* DATASET RECORDS:

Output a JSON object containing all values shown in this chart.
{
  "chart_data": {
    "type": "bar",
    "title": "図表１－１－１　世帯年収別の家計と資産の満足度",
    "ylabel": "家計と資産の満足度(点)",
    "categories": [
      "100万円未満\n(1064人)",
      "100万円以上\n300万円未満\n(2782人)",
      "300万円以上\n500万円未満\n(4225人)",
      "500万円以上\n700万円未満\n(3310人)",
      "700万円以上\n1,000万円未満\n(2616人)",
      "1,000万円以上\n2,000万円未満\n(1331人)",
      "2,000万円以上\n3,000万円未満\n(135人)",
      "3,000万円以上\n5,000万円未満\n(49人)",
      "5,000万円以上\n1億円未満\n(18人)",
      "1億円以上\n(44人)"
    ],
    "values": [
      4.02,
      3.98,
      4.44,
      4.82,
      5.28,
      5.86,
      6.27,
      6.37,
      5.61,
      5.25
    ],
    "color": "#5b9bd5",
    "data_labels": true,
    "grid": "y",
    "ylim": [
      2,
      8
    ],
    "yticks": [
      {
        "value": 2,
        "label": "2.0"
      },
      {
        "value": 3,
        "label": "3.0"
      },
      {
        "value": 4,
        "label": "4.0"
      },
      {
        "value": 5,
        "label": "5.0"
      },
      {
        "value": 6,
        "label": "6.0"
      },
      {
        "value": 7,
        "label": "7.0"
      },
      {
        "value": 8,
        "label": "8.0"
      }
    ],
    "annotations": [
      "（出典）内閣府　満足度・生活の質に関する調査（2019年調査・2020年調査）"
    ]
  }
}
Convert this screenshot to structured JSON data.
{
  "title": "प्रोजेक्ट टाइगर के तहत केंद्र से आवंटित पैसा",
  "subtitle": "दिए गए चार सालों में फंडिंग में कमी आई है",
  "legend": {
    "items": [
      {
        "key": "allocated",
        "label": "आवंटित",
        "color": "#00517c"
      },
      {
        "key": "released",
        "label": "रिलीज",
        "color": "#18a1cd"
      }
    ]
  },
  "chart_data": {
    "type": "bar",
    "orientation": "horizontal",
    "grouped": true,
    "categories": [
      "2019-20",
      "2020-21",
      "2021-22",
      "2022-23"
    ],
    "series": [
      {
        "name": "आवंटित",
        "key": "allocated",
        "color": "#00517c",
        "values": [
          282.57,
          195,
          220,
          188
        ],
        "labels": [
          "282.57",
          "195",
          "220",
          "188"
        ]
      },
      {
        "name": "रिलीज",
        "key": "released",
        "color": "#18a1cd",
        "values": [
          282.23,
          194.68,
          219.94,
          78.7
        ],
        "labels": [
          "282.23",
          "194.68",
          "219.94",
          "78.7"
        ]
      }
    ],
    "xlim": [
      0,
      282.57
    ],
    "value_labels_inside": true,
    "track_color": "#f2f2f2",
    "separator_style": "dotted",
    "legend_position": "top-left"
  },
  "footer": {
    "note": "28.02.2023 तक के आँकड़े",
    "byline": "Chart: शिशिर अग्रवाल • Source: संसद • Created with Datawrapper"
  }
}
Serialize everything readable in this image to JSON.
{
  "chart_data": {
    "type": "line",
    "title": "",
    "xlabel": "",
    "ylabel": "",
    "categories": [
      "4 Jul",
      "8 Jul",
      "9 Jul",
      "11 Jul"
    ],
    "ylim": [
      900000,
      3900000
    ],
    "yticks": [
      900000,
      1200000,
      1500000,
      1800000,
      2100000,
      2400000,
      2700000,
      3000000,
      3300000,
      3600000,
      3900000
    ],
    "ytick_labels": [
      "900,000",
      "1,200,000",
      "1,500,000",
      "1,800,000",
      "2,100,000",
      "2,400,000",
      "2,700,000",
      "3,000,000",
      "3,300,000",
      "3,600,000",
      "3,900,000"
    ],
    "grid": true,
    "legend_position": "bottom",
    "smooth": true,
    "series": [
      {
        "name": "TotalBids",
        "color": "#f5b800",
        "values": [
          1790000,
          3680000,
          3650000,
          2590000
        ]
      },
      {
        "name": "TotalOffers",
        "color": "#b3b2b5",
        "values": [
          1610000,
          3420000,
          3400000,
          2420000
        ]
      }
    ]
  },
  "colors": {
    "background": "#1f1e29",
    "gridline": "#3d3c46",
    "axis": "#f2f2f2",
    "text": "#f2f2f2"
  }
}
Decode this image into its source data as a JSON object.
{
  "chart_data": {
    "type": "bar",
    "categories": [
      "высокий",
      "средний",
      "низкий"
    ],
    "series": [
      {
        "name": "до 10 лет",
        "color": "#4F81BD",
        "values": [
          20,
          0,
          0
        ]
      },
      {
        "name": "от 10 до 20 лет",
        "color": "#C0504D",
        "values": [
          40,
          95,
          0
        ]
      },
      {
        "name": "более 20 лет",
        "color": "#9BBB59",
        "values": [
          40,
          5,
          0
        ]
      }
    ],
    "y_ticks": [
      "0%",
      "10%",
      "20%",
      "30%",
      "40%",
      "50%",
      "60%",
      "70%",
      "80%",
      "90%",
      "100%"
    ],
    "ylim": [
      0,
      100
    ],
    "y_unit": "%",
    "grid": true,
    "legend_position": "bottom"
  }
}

* PROBLEM TO WORK ON:
Transcribe all the entries, keeping each one exactly as it is.

* EXERCISE ANSWER:
Output a JSON object containing all values shown in this chart.
{
  "chart_data": {
    "type": "bar",
    "title": "図表１－１－１　世帯年収別の家計と資産の満足度",
    "ylabel": "家計と資産の満足度(点)",
    "categories": [
      "100万円未満\n(1064人)",
      "100万円以上\n300万円未満\n(2782人)",
      "300万円以上\n500万円未満\n(4225人)",
      "500万円以上\n700万円未満\n(3310人)",
      "700万円以上\n1,000万円未満\n(2616人)",
      "1,000万円以上\n2,000万円未満\n(1331人)",
      "2,000万円以上\n3,000万円未満\n(135人)",
      "3,000万円以上\n5,000万円未満\n(49人)",
      "5,000万円以上\n1億円未満\n(18人)",
      "1億円以上\n(44人)"
    ],
    "values": [
      4.02,
      3.98,
      4.44,
      4.82,
      5.28,
      5.86,
      6.27,
      6.37,
      5.61,
      5.25
    ],
    "color": "#5b9bd5",
    "data_labels": true,
    "grid": "y",
    "ylim": [
      2,
      8
    ],
    "yticks": [
      {
        "value": 2,
        "label": "2.0"
      },
      {
        "value": 3,
        "label": "3.0"
      },
      {
        "value": 4,
        "label": "4.0"
      },
      {
        "value": 5,
        "label": "5.0"
      },
      {
        "value": 6,
        "label": "6.0"
      },
      {
        "value": 7,
        "label": "7.0"
      },
      {
        "value": 8,
        "label": "8.0"
      }
    ],
    "annotations": [
      "（出典）内閣府　満足度・生活の質に関する調査（2019年調査・2020年調査）"
    ]
  }
}
Convert this screenshot to structured JSON data.
{
  "title": "प्रोजेक्ट टाइगर के तहत केंद्र से आवंटित पैसा",
  "subtitle": "दिए गए चार सालों में फंडिंग में कमी आई है",
  "legend": {
    "items": [
      {
        "key": "allocated",
        "label": "आवंटित",
        "color": "#00517c"
      },
      {
        "key": "released",
        "label": "रिलीज",
        "color": "#18a1cd"
      }
    ]
  },
  "chart_data": {
    "type": "bar",
    "orientation": "horizontal",
    "grouped": true,
    "categories": [
      "2019-20",
      "2020-21",
      "2021-22",
      "2022-23"
    ],
    "series": [
      {
        "name": "आवंटित",
        "key": "allocated",
        "color": "#00517c",
        "values": [
          282.57,
          195,
          220,
          188
        ],
        "labels": [
          "282.57",
          "195",
          "220",
          "188"
        ]
      },
      {
        "name": "रिलीज",
        "key": "released",
        "color": "#18a1cd",
        "values": [
          282.23,
          194.68,
          219.94,
          78.7
        ],
        "labels": [
          "282.23",
          "194.68",
          "219.94",
          "78.7"
        ]
      }
    ],
    "xlim": [
      0,
      282.57
    ],
    "value_labels_inside": true,
    "track_color": "#f2f2f2",
    "separator_style": "dotted",
    "legend_position": "top-left"
  },
  "footer": {
    "note": "28.02.2023 तक के आँकड़े",
    "byline": "Chart: शिशिर अग्रवाल • Source: संसद • Created with Datawrapper"
  }
}
Serialize everything readable in this image to JSON.
{
  "chart_data": {
    "type": "line",
    "title": "",
    "xlabel": "",
    "ylabel": "",
    "categories": [
      "4 Jul",
      "8 Jul",
      "9 Jul",
      "11 Jul"
    ],
    "ylim": [
      900000,
      3900000
    ],
    "yticks": [
      900000,
      1200000,
      1500000,
      1800000,
      2100000,
      2400000,
      2700000,
      3000000,
      3300000,
      3600000,
      3900000
    ],
    "ytick_labels": [
      "900,000",
      "1,200,000",
      "1,500,000",
      "1,800,000",
      "2,100,000",
      "2,400,000",
      "2,700,000",
      "3,000,000",
      "3,300,000",
      "3,600,000",
      "3,900,000"
    ],
    "grid": true,
    "legend_position": "bottom",
    "smooth": true,
    "series": [
      {
        "name": "TotalBids",
        "color": "#f5b800",
        "values": [
          1790000,
          3680000,
          3650000,
          2590000
        ]
      },
      {
        "name": "TotalOffers",
        "color": "#b3b2b5",
        "values": [
          1610000,
          3420000,
          3400000,
          2420000
        ]
      }
    ]
  },
  "colors": {
    "background": "#1f1e29",
    "gridline": "#3d3c46",
    "axis": "#f2f2f2",
    "text": "#f2f2f2"
  }
}
Decode this image into its source data as a JSON object.
{
  "chart_data": {
    "type": "bar",
    "categories": [
      "высокий",
      "средний",
      "низкий"
    ],
    "series": [
      {
        "name": "до 10 лет",
        "color": "#4F81BD",
        "values": [
          20,
          0,
          0
        ]
      },
      {
        "name": "от 10 до 20 лет",
        "color": "#C0504D",
        "values": [
          40,
          95,
          0
        ]
      },
      {
        "name": "более 20 лет",
        "color": "#9BBB59",
        "values": [
          40,
          5,
          0
        ]
      }
    ],
    "y_ticks": [
      "0%",
      "10%",
      "20%",
      "30%",
      "40%",
      "50%",
      "60%",
      "70%",
      "80%",
      "90%",
      "100%"
    ],
    "ylim": [
      0,
      100
    ],
    "y_unit": "%",
    "grid": true,
    "legend_position": "bottom"
  }
}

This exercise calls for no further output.